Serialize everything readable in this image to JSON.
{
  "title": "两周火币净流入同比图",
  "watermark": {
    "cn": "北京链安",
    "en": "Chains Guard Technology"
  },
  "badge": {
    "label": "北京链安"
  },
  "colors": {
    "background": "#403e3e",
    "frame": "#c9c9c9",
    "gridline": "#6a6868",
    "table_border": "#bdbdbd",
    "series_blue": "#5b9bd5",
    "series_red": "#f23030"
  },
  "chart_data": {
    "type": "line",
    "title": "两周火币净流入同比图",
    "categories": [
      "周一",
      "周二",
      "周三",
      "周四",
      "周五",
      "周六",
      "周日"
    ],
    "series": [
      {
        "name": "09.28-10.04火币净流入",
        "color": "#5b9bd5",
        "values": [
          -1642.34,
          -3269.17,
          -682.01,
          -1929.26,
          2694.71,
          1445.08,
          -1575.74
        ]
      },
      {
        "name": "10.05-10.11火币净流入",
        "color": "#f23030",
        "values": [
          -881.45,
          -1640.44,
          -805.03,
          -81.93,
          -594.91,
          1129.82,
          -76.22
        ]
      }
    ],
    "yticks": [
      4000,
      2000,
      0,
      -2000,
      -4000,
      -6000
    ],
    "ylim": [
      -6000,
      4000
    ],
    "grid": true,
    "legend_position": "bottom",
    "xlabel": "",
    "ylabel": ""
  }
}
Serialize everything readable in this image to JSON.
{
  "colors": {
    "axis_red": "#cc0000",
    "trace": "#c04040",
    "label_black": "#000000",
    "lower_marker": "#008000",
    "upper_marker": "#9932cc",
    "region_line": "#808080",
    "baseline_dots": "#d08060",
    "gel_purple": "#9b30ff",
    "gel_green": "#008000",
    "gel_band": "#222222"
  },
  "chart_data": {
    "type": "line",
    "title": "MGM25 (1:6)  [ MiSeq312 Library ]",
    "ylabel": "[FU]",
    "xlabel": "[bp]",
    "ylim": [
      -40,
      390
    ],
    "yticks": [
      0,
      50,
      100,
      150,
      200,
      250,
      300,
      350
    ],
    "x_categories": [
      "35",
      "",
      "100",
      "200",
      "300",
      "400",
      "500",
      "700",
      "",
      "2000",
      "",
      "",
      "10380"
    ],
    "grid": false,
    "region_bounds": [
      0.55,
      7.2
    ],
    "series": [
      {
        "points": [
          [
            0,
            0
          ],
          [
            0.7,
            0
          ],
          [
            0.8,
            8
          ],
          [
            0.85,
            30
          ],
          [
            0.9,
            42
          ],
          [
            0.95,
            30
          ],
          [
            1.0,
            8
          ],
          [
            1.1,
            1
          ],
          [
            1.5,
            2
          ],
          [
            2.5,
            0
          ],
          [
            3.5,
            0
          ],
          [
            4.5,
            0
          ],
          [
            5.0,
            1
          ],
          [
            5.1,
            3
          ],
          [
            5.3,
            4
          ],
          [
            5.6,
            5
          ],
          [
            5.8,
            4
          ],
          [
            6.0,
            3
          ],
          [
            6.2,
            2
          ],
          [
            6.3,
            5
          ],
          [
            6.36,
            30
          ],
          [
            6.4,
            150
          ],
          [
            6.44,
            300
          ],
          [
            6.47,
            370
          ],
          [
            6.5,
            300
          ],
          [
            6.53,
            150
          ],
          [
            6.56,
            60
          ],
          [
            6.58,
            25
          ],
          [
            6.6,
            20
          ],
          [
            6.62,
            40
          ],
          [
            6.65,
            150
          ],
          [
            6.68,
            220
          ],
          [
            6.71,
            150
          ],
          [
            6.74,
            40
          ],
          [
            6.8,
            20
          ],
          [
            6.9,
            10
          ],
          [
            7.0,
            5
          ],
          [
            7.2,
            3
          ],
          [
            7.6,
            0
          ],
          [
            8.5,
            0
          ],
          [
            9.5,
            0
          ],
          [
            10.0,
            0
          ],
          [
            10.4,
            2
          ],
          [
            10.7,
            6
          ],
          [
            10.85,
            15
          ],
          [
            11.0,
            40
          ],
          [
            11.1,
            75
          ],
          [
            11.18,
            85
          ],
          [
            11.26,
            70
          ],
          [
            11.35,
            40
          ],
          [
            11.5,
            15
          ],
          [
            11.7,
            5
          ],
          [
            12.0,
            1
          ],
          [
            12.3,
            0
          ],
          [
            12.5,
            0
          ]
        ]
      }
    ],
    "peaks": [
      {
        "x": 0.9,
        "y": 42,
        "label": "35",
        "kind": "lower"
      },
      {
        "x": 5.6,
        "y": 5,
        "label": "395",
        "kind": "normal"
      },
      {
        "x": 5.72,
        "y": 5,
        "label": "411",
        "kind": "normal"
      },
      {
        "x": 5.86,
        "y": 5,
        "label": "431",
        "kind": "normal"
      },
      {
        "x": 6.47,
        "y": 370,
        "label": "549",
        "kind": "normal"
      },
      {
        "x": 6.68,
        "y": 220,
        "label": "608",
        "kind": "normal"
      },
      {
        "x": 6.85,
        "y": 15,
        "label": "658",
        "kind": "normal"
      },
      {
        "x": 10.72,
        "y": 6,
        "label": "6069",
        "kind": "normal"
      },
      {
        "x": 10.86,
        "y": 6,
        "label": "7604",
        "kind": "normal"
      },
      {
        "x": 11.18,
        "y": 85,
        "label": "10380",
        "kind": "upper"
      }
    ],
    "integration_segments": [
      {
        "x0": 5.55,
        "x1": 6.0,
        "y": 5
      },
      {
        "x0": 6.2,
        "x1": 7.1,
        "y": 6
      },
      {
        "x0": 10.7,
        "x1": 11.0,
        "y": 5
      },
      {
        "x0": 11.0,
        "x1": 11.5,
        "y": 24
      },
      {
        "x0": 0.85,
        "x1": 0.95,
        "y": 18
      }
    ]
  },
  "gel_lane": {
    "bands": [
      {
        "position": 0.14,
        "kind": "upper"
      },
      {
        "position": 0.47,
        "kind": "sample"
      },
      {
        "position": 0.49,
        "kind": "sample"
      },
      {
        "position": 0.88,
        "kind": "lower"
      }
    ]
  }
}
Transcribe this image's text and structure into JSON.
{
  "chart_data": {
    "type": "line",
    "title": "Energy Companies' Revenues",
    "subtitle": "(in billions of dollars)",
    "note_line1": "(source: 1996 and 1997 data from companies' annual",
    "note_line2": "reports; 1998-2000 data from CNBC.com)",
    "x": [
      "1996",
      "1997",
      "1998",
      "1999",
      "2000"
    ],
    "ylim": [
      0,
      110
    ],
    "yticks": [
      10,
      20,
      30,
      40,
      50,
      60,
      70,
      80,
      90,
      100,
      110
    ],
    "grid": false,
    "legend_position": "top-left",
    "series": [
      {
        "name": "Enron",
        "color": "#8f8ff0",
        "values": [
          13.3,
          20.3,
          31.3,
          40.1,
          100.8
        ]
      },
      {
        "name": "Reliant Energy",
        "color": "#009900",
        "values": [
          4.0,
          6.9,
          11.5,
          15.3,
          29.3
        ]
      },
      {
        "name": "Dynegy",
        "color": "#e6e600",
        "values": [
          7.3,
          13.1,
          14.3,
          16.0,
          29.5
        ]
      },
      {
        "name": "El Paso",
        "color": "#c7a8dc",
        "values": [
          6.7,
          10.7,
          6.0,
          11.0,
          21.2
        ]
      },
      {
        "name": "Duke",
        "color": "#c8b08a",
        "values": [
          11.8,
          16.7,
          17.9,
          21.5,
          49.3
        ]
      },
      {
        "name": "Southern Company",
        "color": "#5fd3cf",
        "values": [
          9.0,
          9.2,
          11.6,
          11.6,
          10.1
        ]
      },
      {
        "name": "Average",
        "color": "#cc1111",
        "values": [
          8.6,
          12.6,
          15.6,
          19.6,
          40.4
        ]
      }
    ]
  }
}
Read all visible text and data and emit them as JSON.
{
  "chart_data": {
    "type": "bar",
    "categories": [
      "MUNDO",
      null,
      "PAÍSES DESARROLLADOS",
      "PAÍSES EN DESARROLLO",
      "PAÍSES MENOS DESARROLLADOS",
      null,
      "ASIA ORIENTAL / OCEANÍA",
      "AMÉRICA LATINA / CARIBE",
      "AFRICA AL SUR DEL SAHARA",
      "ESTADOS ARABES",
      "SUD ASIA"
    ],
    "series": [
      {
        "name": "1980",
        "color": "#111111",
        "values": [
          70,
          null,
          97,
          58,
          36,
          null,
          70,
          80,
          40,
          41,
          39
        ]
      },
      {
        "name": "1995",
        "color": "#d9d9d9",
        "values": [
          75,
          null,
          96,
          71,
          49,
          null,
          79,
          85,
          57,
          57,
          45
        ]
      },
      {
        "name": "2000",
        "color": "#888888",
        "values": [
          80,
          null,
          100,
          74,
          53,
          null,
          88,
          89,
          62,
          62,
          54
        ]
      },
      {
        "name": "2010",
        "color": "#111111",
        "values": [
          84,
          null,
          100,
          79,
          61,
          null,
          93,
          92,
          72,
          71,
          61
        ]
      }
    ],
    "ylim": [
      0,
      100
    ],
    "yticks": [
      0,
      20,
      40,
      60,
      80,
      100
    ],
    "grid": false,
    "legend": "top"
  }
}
::::::
* **Work instructions**:
Report the number of lines in the entries above that include the word "两周火币净流入同比图" and add nothing to it.

* **Complete output**:
2